## Listed entries
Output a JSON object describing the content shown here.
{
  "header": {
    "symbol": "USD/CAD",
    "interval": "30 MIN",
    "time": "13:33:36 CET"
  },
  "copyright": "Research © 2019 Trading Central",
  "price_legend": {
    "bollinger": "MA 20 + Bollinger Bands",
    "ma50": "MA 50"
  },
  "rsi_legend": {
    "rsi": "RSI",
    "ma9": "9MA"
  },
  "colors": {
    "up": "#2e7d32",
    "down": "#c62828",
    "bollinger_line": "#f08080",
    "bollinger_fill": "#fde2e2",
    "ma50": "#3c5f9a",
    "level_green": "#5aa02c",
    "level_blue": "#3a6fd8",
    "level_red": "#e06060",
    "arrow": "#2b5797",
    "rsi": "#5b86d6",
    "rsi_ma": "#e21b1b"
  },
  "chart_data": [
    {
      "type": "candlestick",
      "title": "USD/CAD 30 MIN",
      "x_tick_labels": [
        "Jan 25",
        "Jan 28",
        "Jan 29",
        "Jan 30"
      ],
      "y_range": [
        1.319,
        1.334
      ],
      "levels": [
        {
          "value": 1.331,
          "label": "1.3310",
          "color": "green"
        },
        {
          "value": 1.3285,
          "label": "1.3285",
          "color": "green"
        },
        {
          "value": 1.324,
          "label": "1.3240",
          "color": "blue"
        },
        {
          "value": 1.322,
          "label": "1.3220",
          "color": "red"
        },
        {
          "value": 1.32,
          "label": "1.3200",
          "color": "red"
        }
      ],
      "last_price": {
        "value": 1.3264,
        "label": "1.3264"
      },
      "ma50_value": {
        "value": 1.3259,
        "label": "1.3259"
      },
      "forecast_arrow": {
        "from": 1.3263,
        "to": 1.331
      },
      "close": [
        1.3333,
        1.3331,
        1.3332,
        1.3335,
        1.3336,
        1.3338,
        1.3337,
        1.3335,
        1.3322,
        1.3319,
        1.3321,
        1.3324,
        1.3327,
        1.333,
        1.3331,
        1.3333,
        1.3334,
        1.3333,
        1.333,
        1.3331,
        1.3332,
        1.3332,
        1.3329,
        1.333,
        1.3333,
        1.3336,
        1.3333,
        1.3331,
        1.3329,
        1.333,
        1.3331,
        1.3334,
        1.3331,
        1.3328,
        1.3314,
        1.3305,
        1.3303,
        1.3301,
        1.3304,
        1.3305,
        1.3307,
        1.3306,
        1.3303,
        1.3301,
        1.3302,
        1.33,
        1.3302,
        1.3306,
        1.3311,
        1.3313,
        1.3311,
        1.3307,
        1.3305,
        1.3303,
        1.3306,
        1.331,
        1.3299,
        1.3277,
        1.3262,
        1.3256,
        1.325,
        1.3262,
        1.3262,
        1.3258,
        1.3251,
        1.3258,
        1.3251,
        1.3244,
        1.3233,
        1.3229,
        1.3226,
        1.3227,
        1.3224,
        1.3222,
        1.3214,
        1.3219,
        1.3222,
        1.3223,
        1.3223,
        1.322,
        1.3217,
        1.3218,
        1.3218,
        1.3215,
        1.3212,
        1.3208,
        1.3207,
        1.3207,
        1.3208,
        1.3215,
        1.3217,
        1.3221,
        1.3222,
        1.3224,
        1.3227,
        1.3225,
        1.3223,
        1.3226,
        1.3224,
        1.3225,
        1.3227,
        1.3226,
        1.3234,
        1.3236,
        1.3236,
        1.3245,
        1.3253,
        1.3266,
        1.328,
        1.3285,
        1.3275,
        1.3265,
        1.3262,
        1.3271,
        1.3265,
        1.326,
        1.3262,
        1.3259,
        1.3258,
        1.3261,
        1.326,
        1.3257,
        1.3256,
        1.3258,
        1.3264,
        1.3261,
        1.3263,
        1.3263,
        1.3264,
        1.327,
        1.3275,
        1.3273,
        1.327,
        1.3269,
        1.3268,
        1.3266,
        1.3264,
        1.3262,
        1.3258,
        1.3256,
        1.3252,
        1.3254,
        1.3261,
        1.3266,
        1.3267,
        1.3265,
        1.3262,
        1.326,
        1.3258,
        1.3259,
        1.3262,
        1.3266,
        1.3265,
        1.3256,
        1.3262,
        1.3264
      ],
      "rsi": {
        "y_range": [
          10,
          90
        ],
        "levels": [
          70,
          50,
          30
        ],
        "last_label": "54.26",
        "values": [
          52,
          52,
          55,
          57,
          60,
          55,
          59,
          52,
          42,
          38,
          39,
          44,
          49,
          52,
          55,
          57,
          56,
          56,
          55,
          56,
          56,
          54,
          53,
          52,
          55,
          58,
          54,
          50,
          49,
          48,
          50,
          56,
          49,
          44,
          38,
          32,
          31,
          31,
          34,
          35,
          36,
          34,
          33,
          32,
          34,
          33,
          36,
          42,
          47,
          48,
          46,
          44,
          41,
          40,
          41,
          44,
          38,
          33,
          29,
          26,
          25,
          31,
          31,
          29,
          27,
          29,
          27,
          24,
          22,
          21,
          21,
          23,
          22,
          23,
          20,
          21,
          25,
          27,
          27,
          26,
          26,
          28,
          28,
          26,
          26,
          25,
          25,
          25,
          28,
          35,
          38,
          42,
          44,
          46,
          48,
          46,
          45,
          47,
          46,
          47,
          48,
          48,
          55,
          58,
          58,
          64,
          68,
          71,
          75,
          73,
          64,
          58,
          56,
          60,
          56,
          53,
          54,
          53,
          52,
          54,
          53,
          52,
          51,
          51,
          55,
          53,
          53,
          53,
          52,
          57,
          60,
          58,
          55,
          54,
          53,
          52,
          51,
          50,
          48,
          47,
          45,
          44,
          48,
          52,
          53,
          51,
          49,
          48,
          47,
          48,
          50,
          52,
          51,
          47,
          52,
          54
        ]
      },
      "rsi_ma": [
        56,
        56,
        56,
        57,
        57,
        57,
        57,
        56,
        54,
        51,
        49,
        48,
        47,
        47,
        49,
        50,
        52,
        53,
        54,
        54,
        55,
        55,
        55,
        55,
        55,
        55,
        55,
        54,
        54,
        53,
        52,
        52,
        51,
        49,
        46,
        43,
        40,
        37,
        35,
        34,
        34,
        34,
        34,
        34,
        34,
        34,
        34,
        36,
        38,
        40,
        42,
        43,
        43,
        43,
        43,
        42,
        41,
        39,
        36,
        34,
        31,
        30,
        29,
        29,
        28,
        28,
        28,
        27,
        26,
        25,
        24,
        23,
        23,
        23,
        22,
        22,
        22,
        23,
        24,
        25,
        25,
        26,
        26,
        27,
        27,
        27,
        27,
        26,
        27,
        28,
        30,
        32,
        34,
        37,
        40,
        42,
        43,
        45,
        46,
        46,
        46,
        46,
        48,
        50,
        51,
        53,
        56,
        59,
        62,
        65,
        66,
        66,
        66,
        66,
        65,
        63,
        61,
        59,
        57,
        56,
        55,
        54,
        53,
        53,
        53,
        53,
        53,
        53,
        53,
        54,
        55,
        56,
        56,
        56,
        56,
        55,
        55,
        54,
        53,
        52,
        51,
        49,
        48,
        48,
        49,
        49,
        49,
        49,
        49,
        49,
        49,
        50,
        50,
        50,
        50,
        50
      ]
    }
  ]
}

## Task directions
Extract all of the material exactly as it is written.

## Written solution
Output a JSON object describing the content shown here.
{
  "header": {
    "symbol": "USD/CAD",
    "interval": "30 MIN",
    "time": "13:33:36 CET"
  },
  "copyright": "Research © 2019 Trading Central",
  "price_legend": {
    "bollinger": "MA 20 + Bollinger Bands",
    "ma50": "MA 50"
  },
  "rsi_legend": {
    "rsi": "RSI",
    "ma9": "9MA"
  },
  "colors": {
    "up": "#2e7d32",
    "down": "#c62828",
    "bollinger_line": "#f08080",
    "bollinger_fill": "#fde2e2",
    "ma50": "#3c5f9a",
    "level_green": "#5aa02c",
    "level_blue": "#3a6fd8",
    "level_red": "#e06060",
    "arrow": "#2b5797",
    "rsi": "#5b86d6",
    "rsi_ma": "#e21b1b"
  },
  "chart_data": [
    {
      "type": "candlestick",
      "title": "USD/CAD 30 MIN",
      "x_tick_labels": [
        "Jan 25",
        "Jan 28",
        "Jan 29",
        "Jan 30"
      ],
      "y_range": [
        1.319,
        1.334
      ],
      "levels": [
        {
          "value": 1.331,
          "label": "1.3310",
          "color": "green"
        },
        {
          "value": 1.3285,
          "label": "1.3285",
          "color": "green"
        },
        {
          "value": 1.324,
          "label": "1.3240",
          "color": "blue"
        },
        {
          "value": 1.322,
          "label": "1.3220",
          "color": "red"
        },
        {
          "value": 1.32,
          "label": "1.3200",
          "color": "red"
        }
      ],
      "last_price": {
        "value": 1.3264,
        "label": "1.3264"
      },
      "ma50_value": {
        "value": 1.3259,
        "label": "1.3259"
      },
      "forecast_arrow": {
        "from": 1.3263,
        "to": 1.331
      },
      "close": [
        1.3333,
        1.3331,
        1.3332,
        1.3335,
        1.3336,
        1.3338,
        1.3337,
        1.3335,
        1.3322,
        1.3319,
        1.3321,
        1.3324,
        1.3327,
        1.333,
        1.3331,
        1.3333,
        1.3334,
        1.3333,
        1.333,
        1.3331,
        1.3332,
        1.3332,
        1.3329,
        1.333,
        1.3333,
        1.3336,
        1.3333,
        1.3331,
        1.3329,
        1.333,
        1.3331,
        1.3334,
        1.3331,
        1.3328,
        1.3314,
        1.3305,
        1.3303,
        1.3301,
        1.3304,
        1.3305,
        1.3307,
        1.3306,
        1.3303,
        1.3301,
        1.3302,
        1.33,
        1.3302,
        1.3306,
        1.3311,
        1.3313,
        1.3311,
        1.3307,
        1.3305,
        1.3303,
        1.3306,
        1.331,
        1.3299,
        1.3277,
        1.3262,
        1.3256,
        1.325,
        1.3262,
        1.3262,
        1.3258,
        1.3251,
        1.3258,
        1.3251,
        1.3244,
        1.3233,
        1.3229,
        1.3226,
        1.3227,
        1.3224,
        1.3222,
        1.3214,
        1.3219,
        1.3222,
        1.3223,
        1.3223,
        1.322,
        1.3217,
        1.3218,
        1.3218,
        1.3215,
        1.3212,
        1.3208,
        1.3207,
        1.3207,
        1.3208,
        1.3215,
        1.3217,
        1.3221,
        1.3222,
        1.3224,
        1.3227,
        1.3225,
        1.3223,
        1.3226,
        1.3224,
        1.3225,
        1.3227,
        1.3226,
        1.3234,
        1.3236,
        1.3236,
        1.3245,
        1.3253,
        1.3266,
        1.328,
        1.3285,
        1.3275,
        1.3265,
        1.3262,
        1.3271,
        1.3265,
        1.326,
        1.3262,
        1.3259,
        1.3258,
        1.3261,
        1.326,
        1.3257,
        1.3256,
        1.3258,
        1.3264,
        1.3261,
        1.3263,
        1.3263,
        1.3264,
        1.327,
        1.3275,
        1.3273,
        1.327,
        1.3269,
        1.3268,
        1.3266,
        1.3264,
        1.3262,
        1.3258,
        1.3256,
        1.3252,
        1.3254,
        1.3261,
        1.3266,
        1.3267,
        1.3265,
        1.3262,
        1.326,
        1.3258,
        1.3259,
        1.3262,
        1.3266,
        1.3265,
        1.3256,
        1.3262,
        1.3264
      ],
      "rsi": {
        "y_range": [
          10,
          90
        ],
        "levels": [
          70,
          50,
          30
        ],
        "last_label": "54.26",
        "values": [
          52,
          52,
          55,
          57,
          60,
          55,
          59,
          52,
          42,
          38,
          39,
          44,
          49,
          52,
          55,
          57,
          56,
          56,
          55,
          56,
          56,
          54,
          53,
          52,
          55,
          58,
          54,
          50,
          49,
          48,
          50,
          56,
          49,
          44,
          38,
          32,
          31,
          31,
          34,
          35,
          36,
          34,
          33,
          32,
          34,
          33,
          36,
          42,
          47,
          48,
          46,
          44,
          41,
          40,
          41,
          44,
          38,
          33,
          29,
          26,
          25,
          31,
          31,
          29,
          27,
          29,
          27,
          24,
          22,
          21,
          21,
          23,
          22,
          23,
          20,
          21,
          25,
          27,
          27,
          26,
          26,
          28,
          28,
          26,
          26,
          25,
          25,
          25,
          28,
          35,
          38,
          42,
          44,
          46,
          48,
          46,
          45,
          47,
          46,
          47,
          48,
          48,
          55,
          58,
          58,
          64,
          68,
          71,
          75,
          73,
          64,
          58,
          56,
          60,
          56,
          53,
          54,
          53,
          52,
          54,
          53,
          52,
          51,
          51,
          55,
          53,
          53,
          53,
          52,
          57,
          60,
          58,
          55,
          54,
          53,
          52,
          51,
          50,
          48,
          47,
          45,
          44,
          48,
          52,
          53,
          51,
          49,
          48,
          47,
          48,
          50,
          52,
          51,
          47,
          52,
          54
        ]
      },
      "rsi_ma": [
        56,
        56,
        56,
        57,
        57,
        57,
        57,
        56,
        54,
        51,
        49,
        48,
        47,
        47,
        49,
        50,
        52,
        53,
        54,
        54,
        55,
        55,
        55,
        55,
        55,
        55,
        55,
        54,
        54,
        53,
        52,
        52,
        51,
        49,
        46,
        43,
        40,
        37,
        35,
        34,
        34,
        34,
        34,
        34,
        34,
        34,
        34,
        36,
        38,
        40,
        42,
        43,
        43,
        43,
        43,
        42,
        41,
        39,
        36,
        34,
        31,
        30,
        29,
        29,
        28,
        28,
        28,
        27,
        26,
        25,
        24,
        23,
        23,
        23,
        22,
        22,
        22,
        23,
        24,
        25,
        25,
        26,
        26,
        27,
        27,
        27,
        27,
        26,
        27,
        28,
        30,
        32,
        34,
        37,
        40,
        42,
        43,
        45,
        46,
        46,
        46,
        46,
        48,
        50,
        51,
        53,
        56,
        59,
        62,
        65,
        66,
        66,
        66,
        66,
        65,
        63,
        61,
        59,
        57,
        56,
        55,
        54,
        53,
        53,
        53,
        53,
        53,
        53,
        53,
        54,
        55,
        56,
        56,
        56,
        56,
        55,
        55,
        54,
        53,
        52,
        51,
        49,
        48,
        48,
        49,
        49,
        49,
        49,
        49,
        49,
        49,
        50,
        50,
        50,
        50,
        50
      ]
    }
  ]
}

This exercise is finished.